WHAT IS ASKED:
Look below and pull out each line with the word "open".

Saved entries:
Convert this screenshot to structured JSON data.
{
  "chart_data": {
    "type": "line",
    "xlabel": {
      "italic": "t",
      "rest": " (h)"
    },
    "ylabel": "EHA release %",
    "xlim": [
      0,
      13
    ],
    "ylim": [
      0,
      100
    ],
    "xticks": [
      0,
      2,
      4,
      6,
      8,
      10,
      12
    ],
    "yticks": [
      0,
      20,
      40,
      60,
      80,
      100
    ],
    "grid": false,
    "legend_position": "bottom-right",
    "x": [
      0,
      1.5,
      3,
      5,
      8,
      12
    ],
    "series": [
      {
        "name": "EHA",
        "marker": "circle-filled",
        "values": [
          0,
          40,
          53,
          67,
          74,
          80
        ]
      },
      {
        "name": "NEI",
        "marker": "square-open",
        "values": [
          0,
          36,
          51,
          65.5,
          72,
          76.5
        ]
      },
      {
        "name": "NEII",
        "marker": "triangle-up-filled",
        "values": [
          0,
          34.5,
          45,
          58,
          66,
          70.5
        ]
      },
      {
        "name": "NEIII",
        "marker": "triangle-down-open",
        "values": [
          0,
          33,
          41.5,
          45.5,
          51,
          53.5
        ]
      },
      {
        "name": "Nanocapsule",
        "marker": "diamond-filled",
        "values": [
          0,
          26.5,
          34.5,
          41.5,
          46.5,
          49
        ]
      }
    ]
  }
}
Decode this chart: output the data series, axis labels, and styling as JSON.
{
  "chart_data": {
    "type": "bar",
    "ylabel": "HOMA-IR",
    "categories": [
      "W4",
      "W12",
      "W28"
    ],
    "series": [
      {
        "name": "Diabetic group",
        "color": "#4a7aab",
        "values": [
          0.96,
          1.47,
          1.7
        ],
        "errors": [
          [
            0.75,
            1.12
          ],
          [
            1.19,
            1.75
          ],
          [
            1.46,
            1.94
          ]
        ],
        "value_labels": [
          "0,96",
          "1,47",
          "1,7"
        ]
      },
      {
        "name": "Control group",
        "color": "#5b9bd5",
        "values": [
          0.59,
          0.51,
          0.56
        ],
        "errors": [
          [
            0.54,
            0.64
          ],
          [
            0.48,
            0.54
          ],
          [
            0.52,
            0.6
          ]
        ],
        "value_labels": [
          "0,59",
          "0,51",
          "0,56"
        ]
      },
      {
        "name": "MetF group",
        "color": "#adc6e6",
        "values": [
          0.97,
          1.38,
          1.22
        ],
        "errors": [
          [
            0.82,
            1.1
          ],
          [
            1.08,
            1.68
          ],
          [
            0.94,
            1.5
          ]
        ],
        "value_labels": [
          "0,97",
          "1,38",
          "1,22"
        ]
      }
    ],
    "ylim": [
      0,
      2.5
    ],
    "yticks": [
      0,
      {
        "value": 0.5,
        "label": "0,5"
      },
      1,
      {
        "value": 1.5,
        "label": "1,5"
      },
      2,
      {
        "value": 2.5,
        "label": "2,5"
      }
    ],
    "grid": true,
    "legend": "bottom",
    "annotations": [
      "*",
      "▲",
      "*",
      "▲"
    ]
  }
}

RESPONSE TO THE EXERCISE:
        "marker": "square-open",
        "marker": "triangle-down-open",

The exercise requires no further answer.